— BEGIN —

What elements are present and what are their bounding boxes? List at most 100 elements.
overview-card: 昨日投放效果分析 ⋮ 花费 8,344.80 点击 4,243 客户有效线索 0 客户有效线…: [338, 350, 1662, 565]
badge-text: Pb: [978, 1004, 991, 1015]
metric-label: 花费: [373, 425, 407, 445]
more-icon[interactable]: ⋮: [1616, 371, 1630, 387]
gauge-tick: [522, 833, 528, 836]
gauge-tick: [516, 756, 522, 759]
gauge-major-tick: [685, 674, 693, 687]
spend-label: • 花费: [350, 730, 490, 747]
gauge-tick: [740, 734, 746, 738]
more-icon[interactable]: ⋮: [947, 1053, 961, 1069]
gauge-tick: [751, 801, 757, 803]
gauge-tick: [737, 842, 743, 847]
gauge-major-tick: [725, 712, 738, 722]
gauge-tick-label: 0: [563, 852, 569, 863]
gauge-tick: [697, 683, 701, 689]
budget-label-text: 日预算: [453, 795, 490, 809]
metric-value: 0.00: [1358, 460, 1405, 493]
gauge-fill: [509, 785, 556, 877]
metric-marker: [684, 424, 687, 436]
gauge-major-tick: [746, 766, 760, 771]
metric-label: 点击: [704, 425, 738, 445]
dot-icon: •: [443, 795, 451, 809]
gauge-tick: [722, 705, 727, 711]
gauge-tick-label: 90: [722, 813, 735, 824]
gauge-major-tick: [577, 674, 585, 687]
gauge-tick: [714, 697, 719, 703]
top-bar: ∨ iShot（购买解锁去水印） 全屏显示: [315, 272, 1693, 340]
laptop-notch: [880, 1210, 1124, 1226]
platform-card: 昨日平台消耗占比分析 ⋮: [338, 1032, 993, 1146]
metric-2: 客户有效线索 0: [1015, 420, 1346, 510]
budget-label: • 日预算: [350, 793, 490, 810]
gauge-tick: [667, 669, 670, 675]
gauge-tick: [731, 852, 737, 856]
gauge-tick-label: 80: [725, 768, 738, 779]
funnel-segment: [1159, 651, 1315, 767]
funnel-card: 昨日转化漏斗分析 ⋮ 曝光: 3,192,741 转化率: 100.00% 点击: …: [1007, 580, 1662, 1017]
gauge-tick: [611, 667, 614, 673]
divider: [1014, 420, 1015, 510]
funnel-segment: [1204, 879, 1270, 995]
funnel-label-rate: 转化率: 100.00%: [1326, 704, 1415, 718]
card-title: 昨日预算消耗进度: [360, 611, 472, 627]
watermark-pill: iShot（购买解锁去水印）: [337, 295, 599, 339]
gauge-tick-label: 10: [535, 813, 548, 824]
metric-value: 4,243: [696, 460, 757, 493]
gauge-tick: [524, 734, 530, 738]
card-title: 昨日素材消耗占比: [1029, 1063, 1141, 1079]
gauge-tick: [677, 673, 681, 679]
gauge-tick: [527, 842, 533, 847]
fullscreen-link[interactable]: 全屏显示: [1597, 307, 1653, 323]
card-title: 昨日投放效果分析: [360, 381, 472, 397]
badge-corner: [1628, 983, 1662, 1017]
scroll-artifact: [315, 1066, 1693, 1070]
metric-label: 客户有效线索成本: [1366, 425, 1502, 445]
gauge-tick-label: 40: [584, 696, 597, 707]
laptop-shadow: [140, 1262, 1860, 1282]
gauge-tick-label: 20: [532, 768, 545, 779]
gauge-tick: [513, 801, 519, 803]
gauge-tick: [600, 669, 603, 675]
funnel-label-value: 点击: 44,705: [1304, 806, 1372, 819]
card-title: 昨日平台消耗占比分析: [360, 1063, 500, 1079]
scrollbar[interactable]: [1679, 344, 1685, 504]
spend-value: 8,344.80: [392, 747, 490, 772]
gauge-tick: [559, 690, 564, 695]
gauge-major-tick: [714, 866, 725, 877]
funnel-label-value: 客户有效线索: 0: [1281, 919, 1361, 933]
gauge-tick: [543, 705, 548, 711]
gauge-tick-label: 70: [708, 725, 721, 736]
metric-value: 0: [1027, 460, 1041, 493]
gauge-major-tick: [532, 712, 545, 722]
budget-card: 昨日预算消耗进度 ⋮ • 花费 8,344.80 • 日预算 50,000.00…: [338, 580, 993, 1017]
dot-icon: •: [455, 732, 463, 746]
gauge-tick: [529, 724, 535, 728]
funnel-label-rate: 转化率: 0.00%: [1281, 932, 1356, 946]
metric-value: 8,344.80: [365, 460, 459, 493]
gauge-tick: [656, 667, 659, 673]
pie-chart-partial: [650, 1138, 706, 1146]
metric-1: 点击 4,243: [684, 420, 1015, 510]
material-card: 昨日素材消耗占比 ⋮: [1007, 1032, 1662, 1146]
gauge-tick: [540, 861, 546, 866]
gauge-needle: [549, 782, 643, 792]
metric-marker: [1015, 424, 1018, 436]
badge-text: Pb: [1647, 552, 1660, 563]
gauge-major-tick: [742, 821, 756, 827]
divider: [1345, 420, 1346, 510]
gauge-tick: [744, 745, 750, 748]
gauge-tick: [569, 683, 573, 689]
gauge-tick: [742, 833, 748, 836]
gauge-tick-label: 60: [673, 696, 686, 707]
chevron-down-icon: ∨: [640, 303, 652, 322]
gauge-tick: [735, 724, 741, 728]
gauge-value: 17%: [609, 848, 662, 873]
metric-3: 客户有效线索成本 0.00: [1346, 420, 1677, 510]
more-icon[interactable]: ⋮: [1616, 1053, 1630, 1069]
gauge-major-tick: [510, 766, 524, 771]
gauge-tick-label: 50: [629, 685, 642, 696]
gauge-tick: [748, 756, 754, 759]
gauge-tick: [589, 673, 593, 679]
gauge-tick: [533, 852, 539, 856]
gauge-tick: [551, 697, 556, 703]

— END —
— BEGIN —

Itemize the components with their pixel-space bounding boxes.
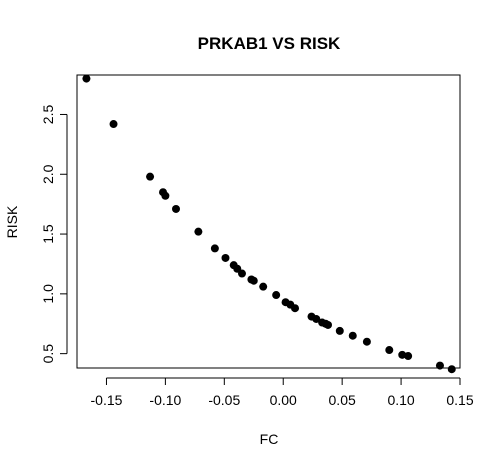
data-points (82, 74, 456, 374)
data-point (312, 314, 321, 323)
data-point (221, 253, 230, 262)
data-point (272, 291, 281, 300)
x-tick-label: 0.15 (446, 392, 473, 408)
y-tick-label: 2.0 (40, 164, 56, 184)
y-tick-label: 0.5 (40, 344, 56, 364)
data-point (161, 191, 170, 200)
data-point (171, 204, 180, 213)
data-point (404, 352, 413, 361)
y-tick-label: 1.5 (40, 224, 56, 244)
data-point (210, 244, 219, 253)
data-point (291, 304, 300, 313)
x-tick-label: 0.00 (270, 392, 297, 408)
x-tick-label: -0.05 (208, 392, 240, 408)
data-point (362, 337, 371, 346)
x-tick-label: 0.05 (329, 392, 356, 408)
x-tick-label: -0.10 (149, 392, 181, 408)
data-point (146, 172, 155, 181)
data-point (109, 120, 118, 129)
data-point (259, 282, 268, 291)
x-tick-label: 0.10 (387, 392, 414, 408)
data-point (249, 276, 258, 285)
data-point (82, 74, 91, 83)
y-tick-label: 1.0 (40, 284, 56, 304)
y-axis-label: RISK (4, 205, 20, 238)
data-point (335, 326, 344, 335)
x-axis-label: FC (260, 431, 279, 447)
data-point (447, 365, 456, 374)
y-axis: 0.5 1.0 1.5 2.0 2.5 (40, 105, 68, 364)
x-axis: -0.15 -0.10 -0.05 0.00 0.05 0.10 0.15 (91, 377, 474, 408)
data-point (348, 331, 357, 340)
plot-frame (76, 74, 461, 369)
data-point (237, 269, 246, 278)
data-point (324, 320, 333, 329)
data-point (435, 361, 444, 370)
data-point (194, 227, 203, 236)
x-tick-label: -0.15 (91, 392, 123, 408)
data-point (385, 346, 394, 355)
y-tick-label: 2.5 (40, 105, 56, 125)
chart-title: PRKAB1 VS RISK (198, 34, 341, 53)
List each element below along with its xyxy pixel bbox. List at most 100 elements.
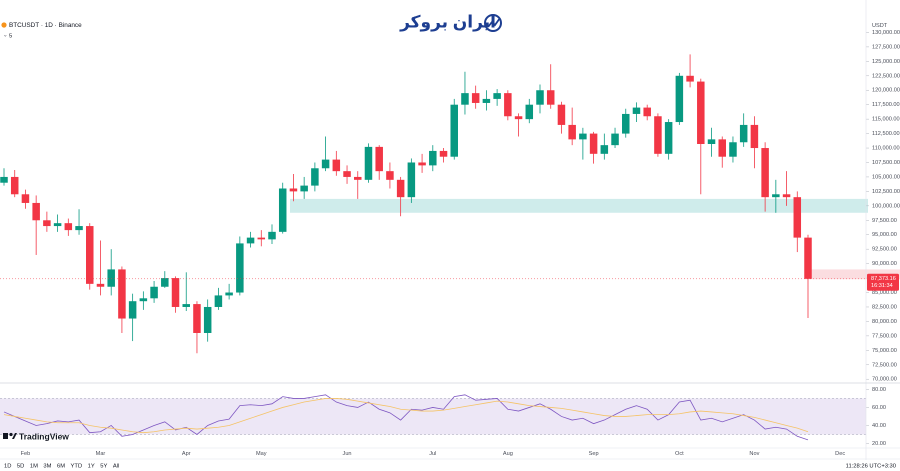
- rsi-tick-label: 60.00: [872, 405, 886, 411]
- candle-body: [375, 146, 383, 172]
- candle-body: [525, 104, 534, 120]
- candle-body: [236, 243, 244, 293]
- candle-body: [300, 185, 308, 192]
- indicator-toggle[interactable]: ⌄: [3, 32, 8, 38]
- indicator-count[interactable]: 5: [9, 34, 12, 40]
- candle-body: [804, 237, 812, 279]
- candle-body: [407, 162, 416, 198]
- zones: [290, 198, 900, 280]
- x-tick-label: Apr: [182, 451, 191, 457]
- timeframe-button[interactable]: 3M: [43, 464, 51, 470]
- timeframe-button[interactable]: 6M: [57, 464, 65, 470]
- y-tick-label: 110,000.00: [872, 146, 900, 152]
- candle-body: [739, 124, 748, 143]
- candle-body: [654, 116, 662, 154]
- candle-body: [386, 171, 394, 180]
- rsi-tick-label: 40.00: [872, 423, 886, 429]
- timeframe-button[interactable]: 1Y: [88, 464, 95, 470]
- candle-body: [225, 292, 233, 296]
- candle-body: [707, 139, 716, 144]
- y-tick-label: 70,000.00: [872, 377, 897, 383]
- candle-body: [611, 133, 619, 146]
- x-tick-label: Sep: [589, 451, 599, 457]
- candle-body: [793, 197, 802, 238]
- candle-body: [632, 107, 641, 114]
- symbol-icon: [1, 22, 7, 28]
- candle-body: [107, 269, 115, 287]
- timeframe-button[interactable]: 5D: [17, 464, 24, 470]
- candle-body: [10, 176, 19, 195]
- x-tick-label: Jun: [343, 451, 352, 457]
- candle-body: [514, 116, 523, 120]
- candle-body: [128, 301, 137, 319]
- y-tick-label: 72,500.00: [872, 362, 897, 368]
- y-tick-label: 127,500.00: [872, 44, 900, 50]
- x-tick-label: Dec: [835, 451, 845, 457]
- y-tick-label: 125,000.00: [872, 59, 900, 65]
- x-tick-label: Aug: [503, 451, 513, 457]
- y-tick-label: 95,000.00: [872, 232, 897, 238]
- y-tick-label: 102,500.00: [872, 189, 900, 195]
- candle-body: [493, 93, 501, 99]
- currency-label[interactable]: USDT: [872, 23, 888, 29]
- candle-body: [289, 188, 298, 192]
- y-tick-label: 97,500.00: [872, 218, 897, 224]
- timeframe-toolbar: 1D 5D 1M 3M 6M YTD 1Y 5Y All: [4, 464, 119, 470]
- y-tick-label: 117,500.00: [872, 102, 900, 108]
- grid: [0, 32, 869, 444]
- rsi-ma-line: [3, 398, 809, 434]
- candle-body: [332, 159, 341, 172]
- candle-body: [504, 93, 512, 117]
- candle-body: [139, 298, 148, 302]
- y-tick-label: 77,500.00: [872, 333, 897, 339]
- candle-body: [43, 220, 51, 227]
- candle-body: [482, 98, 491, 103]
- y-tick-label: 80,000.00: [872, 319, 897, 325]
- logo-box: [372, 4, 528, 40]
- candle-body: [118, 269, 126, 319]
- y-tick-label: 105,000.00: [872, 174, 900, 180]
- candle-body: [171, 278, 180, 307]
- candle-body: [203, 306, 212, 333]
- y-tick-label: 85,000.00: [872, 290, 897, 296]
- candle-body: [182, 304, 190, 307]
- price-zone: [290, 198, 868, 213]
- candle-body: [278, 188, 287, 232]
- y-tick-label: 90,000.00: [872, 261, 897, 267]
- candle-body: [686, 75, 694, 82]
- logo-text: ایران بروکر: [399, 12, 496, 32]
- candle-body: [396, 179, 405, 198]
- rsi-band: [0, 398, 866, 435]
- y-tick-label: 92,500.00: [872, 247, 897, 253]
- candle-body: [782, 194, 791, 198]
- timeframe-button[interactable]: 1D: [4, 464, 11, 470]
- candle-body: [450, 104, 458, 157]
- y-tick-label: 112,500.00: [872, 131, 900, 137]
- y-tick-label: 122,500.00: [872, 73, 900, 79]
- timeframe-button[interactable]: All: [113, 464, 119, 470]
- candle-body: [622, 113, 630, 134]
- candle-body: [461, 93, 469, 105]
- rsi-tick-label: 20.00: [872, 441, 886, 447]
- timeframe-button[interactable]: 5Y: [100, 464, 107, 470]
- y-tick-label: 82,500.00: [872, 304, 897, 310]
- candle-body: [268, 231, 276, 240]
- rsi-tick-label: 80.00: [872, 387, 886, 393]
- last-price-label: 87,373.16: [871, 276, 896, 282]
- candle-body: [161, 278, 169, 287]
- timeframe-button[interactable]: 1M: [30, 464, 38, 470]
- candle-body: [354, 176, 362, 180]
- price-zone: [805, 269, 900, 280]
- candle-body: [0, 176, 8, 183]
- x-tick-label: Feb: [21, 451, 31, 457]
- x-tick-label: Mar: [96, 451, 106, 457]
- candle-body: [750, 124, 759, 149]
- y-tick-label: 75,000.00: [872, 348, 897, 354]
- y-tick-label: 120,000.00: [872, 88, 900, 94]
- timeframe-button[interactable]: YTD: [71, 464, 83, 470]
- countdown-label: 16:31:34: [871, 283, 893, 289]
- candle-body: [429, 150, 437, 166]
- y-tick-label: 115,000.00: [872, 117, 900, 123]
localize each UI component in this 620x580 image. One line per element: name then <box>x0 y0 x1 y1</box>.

— END —

▸ **WORK INSTRUCTIONS**
Please put the stretch of the data from the line containing "- rsi-tick-label: 60.00: [872, 405, 886, 411]" through the line containing "- candle-body: [118, 269, 126, 319]" into a Markdown table with two columns, Row and Line. Number each row and leave out any blank lines.

▸ **WORKED ANSWER**
| Row | Line |
|---|---|
| 1 | - rsi-tick-label: 60.00: [872, 405, 886, 411] |
| 2 | - candle-body: [375, 146, 383, 172] |
| 3 | - candle-body: [525, 104, 534, 120] |
| 4 | - candle-body: [236, 243, 244, 293] |
| 5 | - candle-body: [300, 185, 308, 192] |
| 6 | - indicator-toggle[interactable]: ⌄: [3, 32, 8, 38] |
| 7 | - indicator-count[interactable]: 5: [9, 34, 12, 40] |
| 8 | - candle-body: [804, 237, 812, 279] |
| 9 | - candle-body: [407, 162, 416, 198] |
| 10 | - zones: [290, 198, 900, 280] |
| 11 | - x-tick-label: Apr: [182, 451, 191, 457] |
| 12 | - timeframe-button[interactable]: 3M: [43, 464, 51, 470] |
| 13 | - timeframe-button[interactable]: 6M: [57, 464, 65, 470] |
| 14 | - y-tick-label: 110,000.00: [872, 146, 900, 152] |
| 15 | - candle-body: [739, 124, 748, 143] |
| 16 | - candle-body: [654, 116, 662, 154] |
| 17 | - candle-body: [386, 171, 394, 180] |
| 18 | - rsi-tick-label: 40.00: [872, 423, 886, 429] |
| 19 | - timeframe-button[interactable]: 1Y: [88, 464, 95, 470] |
| 20 | - candle-body: [225, 292, 233, 296] |
| 21 | - candle-body: [707, 139, 716, 144] |
| 22 | - y-tick-label: 70,000.00: [872, 377, 897, 383] |
| 23 | - candle-body: [611, 133, 619, 146] |
| 24 | - x-tick-label: Sep: [589, 451, 599, 457] |
| 25 | - candle-body: [793, 197, 802, 238] |
| 26 | - candle-body: [632, 107, 641, 114] |
| 27 | - symbol-icon: [1, 22, 7, 28] |
| 28 | - candle-body: [107, 269, 115, 287] |
| 29 | - timeframe-button[interactable]: 5D: [17, 464, 24, 470] |
| 30 | - candle-body: [10, 176, 19, 195] |
| 31 | - x-tick-label: Jun: [343, 451, 352, 457] |
| 32 | - candle-body: [514, 116, 523, 120] |
| 33 | - candle-body: [128, 301, 137, 319] |
| 34 | - y-tick-label: 72,500.00: [872, 362, 897, 368] |
| 35 | - y-tick-label: 127,500.00: [872, 44, 900, 50] |
| 36 | - x-tick-label: Dec: [835, 451, 845, 457] |
| 37 | - y-tick-label: 125,000.00: [872, 59, 900, 65] |
| 38 | - x-tick-label: Aug: [503, 451, 513, 457] |
| 39 | - y-tick-label: 95,000.00: [872, 232, 897, 238] |
| 40 | - y-tick-label: 102,500.00: [872, 189, 900, 195] |
| 41 | - candle-body: [493, 93, 501, 99] |
| 42 | - currency-label[interactable]: USDT: [872, 23, 888, 29] |
| 43 | - candle-body: [289, 188, 298, 192] |
| 44 | - y-tick-label: 97,500.00: [872, 218, 897, 224] |
| 45 | - timeframe-toolbar: 1D 5D 1M 3M 6M YTD 1Y 5Y All: [4, 464, 119, 470] |
| 46 | - y-tick-label: 117,500.00: [872, 102, 900, 108] |
| 47 | - grid: [0, 32, 869, 444] |
| 48 | - rsi-ma-line: [3, 398, 809, 434] |
| 49 | - candle-body: [332, 159, 341, 172] |
| 50 | - candle-body: [504, 93, 512, 117] |
| 51 | - candle-body: [139, 298, 148, 302] |
| 52 | - y-tick-label: 77,500.00: [872, 333, 897, 339] |
| 53 | - candle-body: [43, 220, 51, 227] |
| 54 | - candle-body: [482, 98, 491, 103] |
| 55 | - y-tick-label: 80,000.00: [872, 319, 897, 325] |
| 56 | - logo-box: [372, 4, 528, 40] |
| 57 | - candle-body: [118, 269, 126, 319] |